#### Records for this task

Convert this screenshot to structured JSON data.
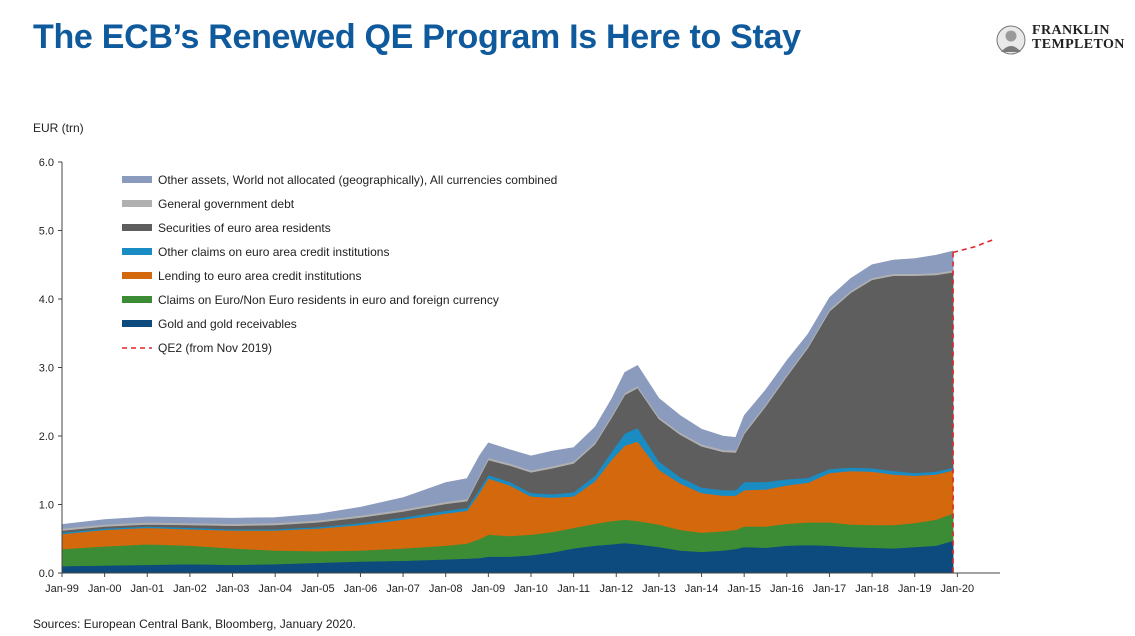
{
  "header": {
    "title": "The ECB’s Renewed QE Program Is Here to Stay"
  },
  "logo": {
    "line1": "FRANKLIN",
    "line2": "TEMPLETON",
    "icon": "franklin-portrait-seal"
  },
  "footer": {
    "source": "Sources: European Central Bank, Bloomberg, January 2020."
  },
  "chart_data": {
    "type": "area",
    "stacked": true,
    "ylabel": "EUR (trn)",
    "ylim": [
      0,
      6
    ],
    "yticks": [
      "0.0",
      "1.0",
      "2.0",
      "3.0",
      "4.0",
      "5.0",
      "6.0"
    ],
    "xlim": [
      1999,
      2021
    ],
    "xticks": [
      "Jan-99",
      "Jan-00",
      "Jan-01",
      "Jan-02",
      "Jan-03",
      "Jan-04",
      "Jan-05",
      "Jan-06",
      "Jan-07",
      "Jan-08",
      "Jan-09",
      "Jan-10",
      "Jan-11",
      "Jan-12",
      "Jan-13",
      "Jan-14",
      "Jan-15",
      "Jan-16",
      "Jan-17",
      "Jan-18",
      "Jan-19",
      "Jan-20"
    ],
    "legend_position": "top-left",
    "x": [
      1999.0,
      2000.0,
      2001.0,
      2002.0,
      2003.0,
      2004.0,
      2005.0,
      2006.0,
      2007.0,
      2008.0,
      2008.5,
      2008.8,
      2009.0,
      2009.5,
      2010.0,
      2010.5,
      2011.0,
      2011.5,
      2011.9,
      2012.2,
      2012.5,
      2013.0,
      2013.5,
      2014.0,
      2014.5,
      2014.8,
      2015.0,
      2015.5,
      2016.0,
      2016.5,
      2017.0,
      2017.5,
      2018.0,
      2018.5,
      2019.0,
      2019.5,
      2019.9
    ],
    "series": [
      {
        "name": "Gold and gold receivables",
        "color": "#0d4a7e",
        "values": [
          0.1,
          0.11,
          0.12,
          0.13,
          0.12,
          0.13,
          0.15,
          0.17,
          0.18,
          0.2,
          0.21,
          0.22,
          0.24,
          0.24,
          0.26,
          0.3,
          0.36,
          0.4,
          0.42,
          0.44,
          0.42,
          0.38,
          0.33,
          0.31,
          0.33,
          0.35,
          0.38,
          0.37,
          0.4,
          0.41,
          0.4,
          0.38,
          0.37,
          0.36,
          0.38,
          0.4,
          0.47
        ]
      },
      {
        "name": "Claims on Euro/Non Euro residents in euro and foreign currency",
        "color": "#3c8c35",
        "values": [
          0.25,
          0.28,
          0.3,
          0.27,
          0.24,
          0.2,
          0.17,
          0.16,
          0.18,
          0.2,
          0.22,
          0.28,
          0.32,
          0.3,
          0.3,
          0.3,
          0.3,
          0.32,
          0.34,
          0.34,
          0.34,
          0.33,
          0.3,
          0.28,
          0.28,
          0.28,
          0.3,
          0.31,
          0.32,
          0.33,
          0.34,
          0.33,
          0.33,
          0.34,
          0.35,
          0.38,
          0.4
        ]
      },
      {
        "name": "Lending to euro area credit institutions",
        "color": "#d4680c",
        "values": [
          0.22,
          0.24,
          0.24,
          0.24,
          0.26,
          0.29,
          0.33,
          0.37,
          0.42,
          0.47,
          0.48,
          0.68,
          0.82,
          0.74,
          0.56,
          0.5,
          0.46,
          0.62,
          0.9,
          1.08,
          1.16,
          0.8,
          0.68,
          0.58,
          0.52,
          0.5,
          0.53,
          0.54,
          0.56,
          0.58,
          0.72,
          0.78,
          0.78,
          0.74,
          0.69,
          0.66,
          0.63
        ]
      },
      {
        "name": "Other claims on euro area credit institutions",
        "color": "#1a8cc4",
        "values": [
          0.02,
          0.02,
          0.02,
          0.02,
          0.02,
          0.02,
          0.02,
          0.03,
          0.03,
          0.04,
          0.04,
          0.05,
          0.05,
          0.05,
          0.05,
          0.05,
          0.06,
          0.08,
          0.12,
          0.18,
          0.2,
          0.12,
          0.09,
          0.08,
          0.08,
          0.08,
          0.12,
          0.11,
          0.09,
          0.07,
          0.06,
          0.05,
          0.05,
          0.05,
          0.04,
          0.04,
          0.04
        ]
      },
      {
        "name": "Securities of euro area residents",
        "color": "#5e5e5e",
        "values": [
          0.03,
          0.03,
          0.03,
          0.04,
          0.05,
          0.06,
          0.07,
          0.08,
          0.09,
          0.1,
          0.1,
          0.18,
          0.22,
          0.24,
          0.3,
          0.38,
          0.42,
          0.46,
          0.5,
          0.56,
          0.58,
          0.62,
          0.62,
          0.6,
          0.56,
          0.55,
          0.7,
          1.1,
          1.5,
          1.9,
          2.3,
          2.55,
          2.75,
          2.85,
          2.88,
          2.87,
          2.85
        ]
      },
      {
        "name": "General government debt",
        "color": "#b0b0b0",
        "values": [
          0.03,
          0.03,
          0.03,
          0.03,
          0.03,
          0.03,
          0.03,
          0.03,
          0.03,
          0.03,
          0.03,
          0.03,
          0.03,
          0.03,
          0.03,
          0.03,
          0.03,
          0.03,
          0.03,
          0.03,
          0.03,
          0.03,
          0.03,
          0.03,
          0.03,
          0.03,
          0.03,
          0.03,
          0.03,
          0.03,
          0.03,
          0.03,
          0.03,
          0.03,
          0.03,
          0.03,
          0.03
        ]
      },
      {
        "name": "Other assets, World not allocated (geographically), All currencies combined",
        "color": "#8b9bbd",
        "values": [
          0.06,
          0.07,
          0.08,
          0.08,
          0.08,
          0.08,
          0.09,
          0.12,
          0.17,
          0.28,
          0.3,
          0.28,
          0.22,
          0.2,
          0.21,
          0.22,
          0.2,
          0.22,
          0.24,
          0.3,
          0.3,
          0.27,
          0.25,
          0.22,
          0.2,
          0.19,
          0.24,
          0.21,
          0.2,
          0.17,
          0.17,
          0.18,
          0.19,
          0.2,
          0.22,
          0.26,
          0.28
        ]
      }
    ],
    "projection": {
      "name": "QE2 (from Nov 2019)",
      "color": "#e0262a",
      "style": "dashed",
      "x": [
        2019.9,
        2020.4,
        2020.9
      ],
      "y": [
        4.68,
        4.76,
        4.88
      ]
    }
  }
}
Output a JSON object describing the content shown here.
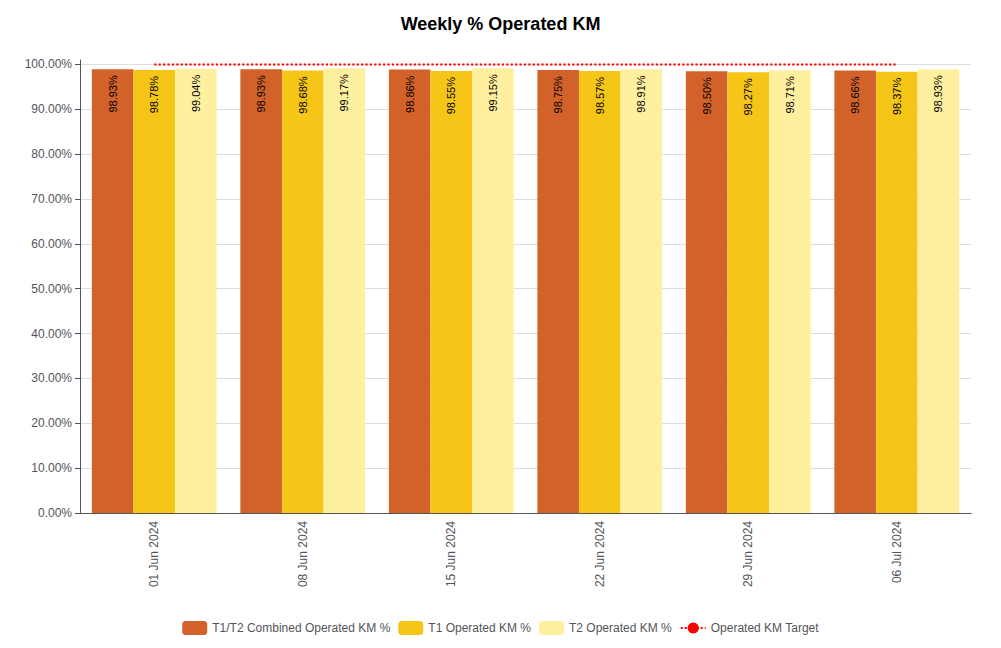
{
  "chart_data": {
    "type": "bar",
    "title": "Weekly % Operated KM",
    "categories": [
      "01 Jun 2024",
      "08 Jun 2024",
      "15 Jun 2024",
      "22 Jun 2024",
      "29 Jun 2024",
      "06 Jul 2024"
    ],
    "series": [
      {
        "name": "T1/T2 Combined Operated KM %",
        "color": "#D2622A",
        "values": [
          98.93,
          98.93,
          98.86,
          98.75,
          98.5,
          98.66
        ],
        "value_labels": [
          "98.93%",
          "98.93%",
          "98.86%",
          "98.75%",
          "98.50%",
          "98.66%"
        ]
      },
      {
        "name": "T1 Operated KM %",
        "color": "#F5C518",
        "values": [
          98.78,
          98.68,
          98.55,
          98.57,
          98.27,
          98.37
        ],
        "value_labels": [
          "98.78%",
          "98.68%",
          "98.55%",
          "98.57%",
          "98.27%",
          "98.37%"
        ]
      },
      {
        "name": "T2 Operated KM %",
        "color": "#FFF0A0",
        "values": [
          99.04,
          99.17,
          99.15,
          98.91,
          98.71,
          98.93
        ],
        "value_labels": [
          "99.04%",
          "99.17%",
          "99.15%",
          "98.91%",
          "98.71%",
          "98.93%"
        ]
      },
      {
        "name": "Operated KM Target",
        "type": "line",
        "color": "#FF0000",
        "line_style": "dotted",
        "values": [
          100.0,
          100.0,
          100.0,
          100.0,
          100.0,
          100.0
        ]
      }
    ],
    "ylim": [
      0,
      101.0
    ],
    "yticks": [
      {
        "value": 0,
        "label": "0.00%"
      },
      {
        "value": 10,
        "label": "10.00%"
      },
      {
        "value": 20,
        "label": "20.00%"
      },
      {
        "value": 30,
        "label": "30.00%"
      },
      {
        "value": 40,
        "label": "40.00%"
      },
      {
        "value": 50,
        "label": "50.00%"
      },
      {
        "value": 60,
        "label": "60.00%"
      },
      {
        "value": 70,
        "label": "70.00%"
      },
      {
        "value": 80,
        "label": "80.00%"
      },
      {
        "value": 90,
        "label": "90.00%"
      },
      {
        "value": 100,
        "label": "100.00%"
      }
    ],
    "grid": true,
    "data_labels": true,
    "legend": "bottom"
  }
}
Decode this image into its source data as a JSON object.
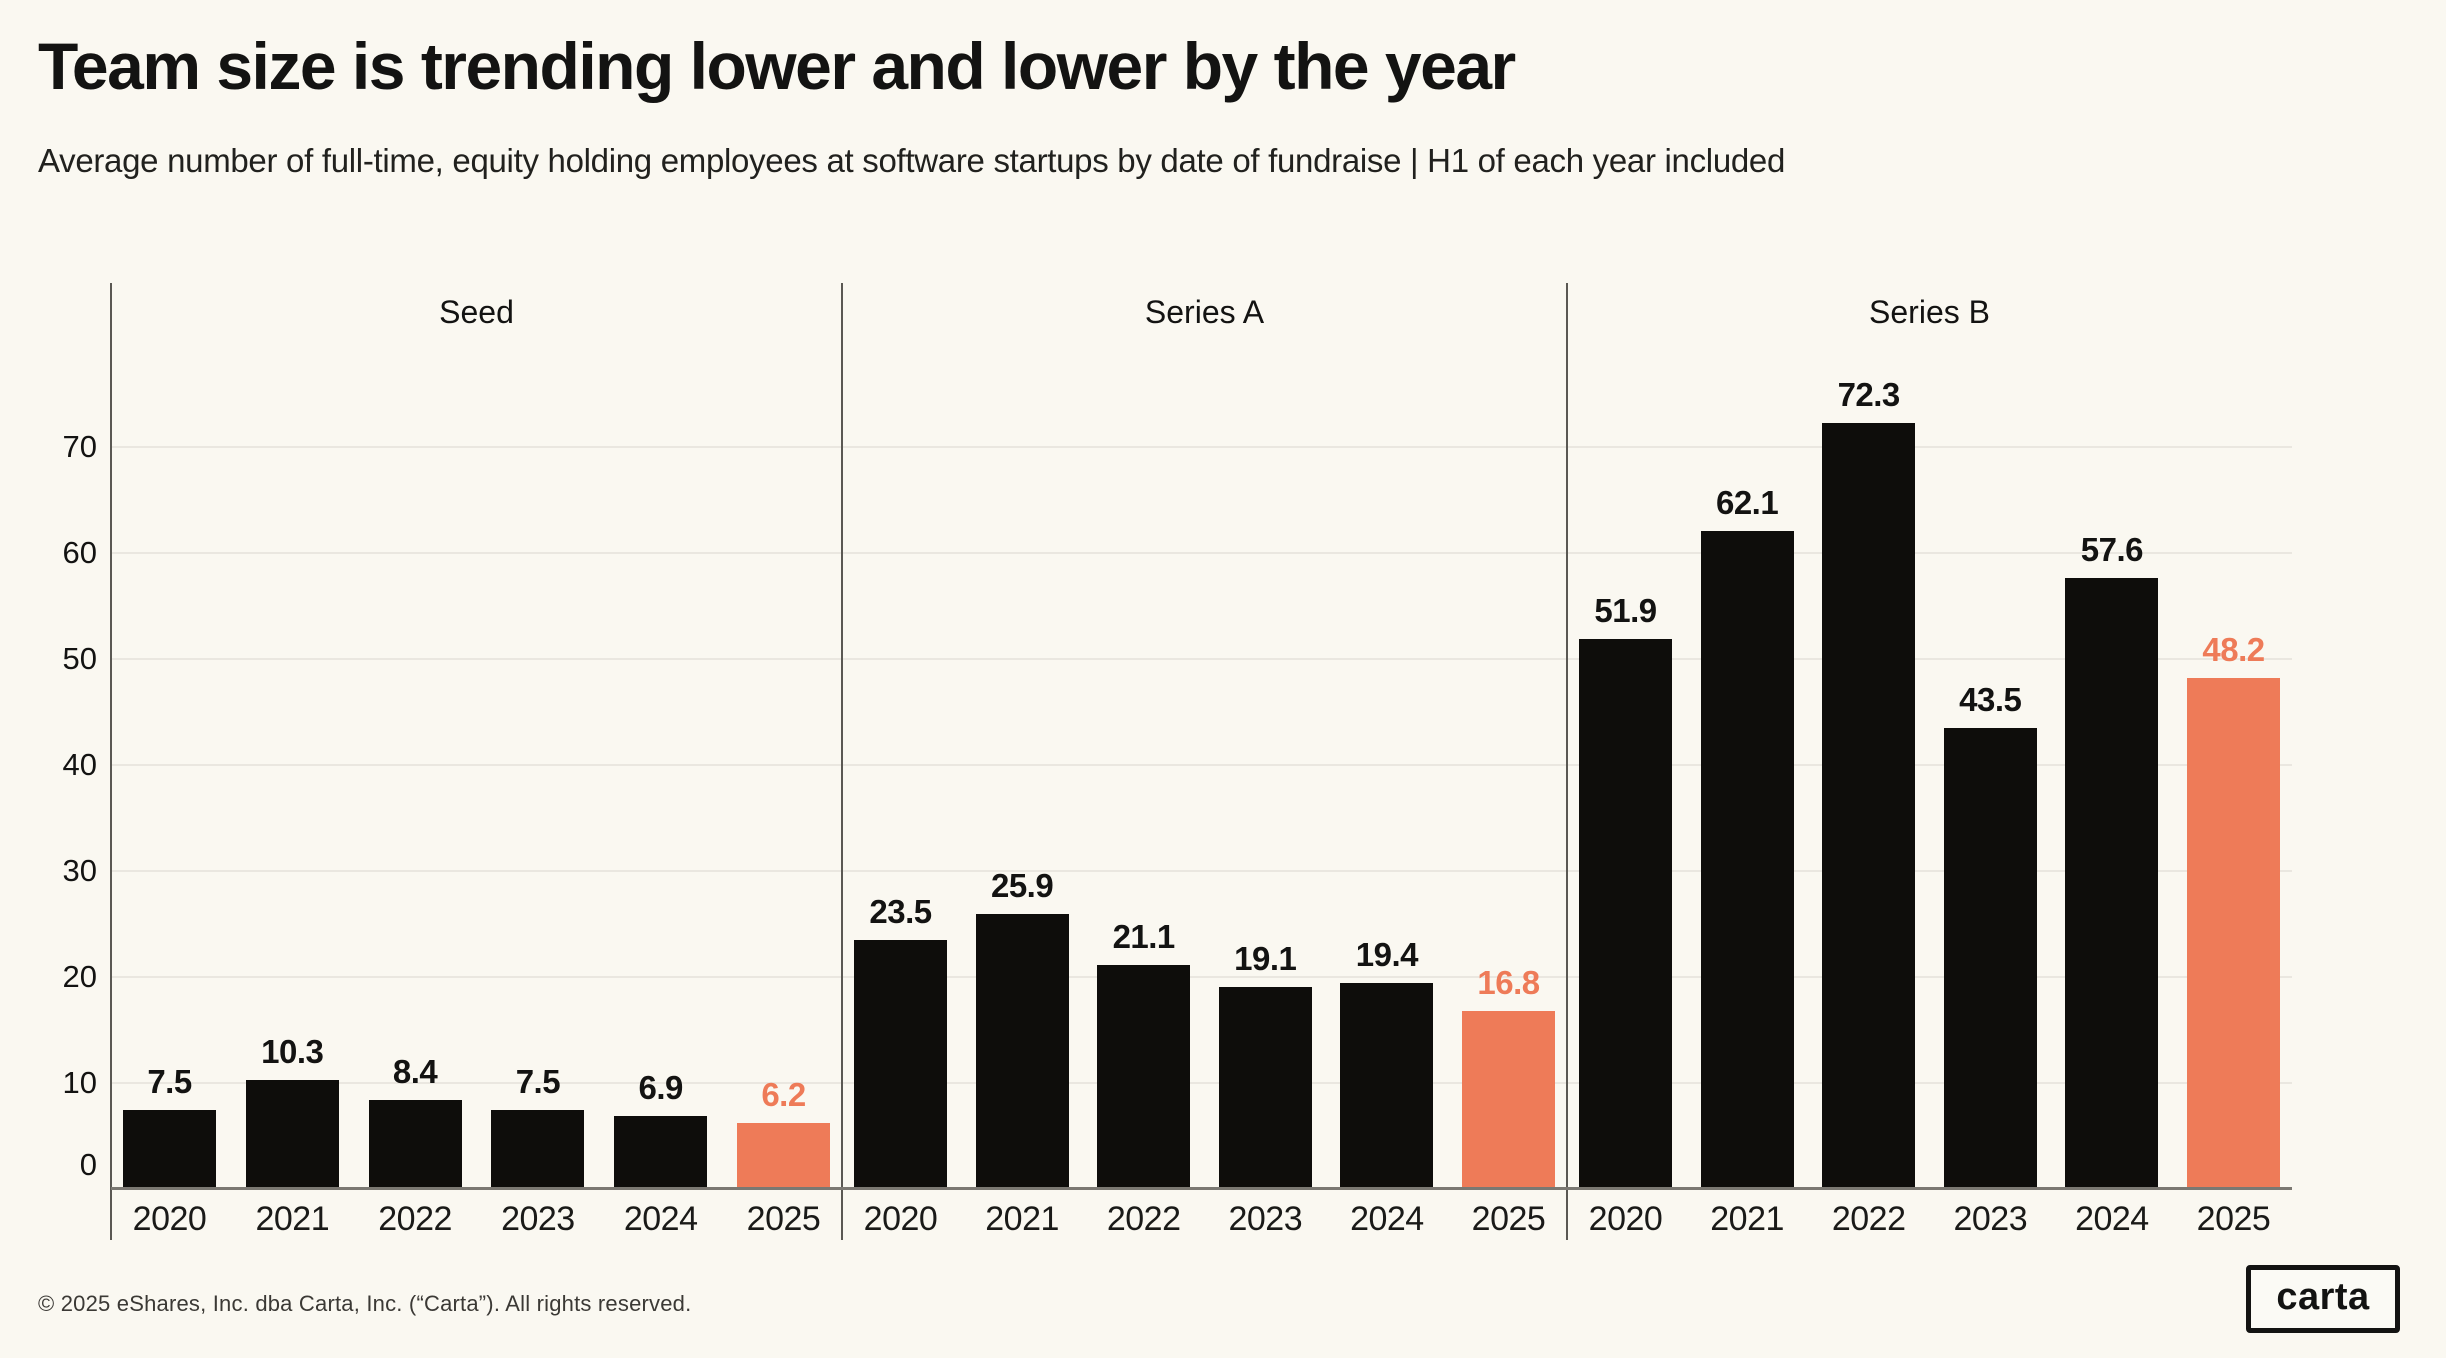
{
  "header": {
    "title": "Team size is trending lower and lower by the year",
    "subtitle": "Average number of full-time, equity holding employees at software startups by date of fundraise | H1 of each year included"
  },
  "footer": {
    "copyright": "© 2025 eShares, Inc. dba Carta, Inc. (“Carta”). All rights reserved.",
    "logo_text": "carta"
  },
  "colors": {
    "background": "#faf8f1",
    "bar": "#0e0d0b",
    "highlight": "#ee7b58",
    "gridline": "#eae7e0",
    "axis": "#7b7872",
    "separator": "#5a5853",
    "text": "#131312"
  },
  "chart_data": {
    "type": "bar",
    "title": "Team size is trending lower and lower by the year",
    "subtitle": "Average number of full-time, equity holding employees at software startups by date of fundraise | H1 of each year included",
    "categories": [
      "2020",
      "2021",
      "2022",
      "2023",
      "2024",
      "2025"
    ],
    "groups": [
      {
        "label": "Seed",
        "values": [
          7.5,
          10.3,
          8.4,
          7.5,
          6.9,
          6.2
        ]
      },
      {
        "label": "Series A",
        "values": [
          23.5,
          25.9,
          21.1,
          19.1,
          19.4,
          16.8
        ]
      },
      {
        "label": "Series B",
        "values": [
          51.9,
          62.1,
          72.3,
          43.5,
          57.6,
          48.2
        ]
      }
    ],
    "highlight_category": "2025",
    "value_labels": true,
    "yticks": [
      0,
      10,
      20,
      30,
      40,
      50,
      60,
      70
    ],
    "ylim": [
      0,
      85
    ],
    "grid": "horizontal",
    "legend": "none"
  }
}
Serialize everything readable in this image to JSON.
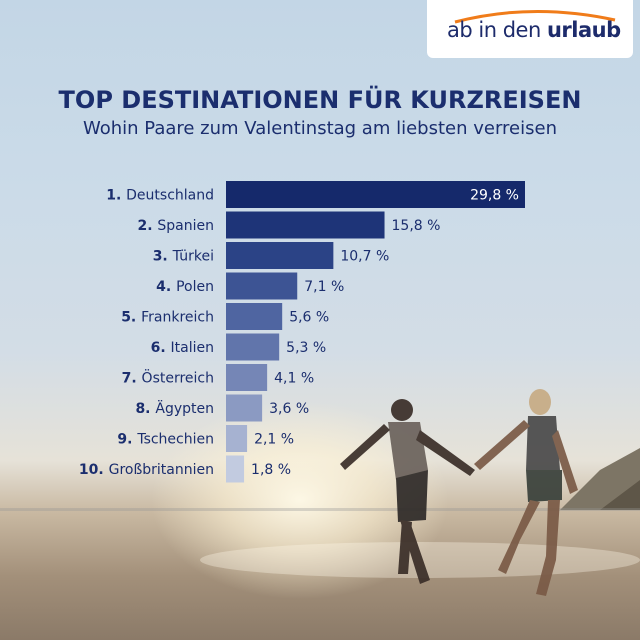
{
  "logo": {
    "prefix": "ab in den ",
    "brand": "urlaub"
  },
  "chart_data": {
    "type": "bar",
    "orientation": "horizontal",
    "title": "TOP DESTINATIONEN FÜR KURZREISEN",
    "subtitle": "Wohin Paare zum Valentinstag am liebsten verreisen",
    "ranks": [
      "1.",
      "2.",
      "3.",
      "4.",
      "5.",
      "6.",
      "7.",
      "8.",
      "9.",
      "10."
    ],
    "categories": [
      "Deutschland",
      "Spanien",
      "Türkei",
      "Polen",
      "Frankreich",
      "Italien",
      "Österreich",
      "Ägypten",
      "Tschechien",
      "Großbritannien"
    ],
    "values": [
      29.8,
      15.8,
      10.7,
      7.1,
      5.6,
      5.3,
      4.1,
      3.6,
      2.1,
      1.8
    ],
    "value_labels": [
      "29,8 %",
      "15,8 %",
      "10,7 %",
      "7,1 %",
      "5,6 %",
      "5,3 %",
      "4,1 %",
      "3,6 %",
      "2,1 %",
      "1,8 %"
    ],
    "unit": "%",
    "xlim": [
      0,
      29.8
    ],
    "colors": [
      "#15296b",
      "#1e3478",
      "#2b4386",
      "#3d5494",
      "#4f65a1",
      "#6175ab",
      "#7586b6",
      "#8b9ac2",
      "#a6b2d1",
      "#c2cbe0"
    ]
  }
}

########

_Requirement:_ Using the listing, collect all lines in which the string "Operated" is found.

_Result of the task:_
    "title": "Weekly % Operated KM",
        "name": "T1/T2 Combined Operated KM %",
        "name": "T1 Operated KM %",
        "name": "T2 Operated KM %",
        "name": "Operated KM Target",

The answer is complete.